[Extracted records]
[BEGIN]

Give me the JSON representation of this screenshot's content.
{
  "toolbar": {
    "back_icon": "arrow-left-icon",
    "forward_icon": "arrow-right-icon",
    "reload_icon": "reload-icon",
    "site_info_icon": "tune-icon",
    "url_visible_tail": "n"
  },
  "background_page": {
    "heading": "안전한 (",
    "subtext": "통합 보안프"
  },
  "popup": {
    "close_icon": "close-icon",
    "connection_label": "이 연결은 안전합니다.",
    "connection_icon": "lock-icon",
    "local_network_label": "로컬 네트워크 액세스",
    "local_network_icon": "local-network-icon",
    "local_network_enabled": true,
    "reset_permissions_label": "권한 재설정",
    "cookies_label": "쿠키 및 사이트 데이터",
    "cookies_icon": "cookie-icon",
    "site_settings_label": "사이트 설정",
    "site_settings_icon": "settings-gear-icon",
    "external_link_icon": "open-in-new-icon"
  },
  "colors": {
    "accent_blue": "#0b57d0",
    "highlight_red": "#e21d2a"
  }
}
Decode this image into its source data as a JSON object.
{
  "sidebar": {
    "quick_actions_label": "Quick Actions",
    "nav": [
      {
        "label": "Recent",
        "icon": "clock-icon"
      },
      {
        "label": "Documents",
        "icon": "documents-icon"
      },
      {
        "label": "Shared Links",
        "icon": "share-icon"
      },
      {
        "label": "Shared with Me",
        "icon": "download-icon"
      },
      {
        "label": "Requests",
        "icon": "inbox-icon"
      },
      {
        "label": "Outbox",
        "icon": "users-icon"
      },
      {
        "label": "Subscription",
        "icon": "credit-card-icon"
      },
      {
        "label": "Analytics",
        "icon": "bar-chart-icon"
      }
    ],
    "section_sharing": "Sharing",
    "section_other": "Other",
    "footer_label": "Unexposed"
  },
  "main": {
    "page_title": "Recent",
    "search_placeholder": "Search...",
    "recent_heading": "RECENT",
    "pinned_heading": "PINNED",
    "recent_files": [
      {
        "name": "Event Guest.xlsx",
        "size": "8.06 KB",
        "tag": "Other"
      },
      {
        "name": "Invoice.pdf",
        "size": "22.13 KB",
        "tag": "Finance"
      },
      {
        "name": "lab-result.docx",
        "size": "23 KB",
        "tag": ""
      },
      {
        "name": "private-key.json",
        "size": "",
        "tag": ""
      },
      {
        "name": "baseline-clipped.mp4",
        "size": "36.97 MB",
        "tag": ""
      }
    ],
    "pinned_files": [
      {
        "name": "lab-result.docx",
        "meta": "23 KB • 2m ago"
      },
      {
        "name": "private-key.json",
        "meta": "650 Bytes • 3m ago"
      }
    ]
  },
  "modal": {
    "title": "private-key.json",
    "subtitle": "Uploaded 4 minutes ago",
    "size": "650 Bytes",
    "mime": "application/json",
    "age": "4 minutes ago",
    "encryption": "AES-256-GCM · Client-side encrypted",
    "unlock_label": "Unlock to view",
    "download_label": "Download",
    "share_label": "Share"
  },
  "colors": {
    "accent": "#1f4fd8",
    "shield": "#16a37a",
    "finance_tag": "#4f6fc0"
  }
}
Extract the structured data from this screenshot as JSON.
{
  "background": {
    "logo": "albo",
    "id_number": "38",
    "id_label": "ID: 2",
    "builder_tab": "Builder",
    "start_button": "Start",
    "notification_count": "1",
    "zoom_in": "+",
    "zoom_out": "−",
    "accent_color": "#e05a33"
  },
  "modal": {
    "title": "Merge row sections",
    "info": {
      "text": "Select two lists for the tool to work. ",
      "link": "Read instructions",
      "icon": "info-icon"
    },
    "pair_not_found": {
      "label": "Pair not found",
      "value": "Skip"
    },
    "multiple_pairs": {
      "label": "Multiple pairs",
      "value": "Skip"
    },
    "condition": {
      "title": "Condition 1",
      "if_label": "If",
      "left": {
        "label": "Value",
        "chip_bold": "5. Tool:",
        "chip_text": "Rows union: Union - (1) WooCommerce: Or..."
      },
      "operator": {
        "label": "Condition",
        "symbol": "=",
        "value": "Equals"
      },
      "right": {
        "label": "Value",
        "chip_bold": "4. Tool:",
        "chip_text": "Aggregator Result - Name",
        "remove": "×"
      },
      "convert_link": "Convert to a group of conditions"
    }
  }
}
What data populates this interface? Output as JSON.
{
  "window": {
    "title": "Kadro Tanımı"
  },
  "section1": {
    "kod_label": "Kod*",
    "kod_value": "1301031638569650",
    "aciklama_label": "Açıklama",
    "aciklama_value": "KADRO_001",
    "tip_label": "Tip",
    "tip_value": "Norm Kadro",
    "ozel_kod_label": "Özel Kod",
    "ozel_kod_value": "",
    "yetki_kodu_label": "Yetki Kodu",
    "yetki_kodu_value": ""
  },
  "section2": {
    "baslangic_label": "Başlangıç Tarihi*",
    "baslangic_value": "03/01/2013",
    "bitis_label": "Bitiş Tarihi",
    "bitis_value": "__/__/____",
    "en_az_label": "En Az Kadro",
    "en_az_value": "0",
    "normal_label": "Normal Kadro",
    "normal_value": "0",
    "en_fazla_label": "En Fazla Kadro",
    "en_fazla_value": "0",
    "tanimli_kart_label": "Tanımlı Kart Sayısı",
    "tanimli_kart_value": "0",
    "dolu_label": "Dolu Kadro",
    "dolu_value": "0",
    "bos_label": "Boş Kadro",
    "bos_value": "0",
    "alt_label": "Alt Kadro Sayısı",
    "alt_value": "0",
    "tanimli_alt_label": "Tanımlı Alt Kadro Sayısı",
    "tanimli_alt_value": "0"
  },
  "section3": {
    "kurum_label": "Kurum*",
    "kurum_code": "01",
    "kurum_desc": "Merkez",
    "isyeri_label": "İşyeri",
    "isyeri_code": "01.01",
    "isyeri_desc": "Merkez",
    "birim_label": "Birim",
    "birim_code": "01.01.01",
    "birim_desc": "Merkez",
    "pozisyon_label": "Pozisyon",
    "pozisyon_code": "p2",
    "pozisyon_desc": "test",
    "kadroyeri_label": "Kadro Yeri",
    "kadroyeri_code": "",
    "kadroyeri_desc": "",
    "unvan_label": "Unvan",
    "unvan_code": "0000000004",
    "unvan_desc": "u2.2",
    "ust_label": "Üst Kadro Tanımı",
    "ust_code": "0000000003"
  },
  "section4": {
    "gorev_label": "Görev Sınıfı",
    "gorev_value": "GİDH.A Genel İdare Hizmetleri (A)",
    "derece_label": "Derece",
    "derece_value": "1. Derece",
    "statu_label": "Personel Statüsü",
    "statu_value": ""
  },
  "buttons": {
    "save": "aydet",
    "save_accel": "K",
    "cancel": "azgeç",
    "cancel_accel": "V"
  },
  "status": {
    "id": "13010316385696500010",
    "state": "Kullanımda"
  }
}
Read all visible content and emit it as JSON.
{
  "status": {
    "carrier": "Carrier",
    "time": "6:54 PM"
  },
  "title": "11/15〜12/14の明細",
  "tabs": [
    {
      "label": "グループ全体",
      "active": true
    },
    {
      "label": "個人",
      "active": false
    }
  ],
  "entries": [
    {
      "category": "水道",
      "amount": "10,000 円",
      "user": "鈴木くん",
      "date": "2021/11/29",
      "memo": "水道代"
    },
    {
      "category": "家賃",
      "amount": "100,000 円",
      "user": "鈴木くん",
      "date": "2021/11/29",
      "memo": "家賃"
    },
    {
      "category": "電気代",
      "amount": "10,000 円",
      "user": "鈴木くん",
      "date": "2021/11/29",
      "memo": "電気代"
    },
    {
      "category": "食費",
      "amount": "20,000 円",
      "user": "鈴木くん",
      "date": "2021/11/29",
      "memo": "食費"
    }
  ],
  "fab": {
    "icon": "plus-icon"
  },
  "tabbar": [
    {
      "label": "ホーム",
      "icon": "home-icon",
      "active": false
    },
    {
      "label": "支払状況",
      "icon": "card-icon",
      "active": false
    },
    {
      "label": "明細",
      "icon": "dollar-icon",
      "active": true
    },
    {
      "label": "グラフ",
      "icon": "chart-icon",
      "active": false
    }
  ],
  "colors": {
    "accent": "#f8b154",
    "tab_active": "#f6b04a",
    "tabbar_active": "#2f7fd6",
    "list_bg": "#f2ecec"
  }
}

[END]

EXERCISE DETAILS>
Using the entries above, return each line that includes the word "category".

ANSWER BELOW>
      "category": "水道",
      "category": "家賃",
      "category": "電気代",
      "category": "食費",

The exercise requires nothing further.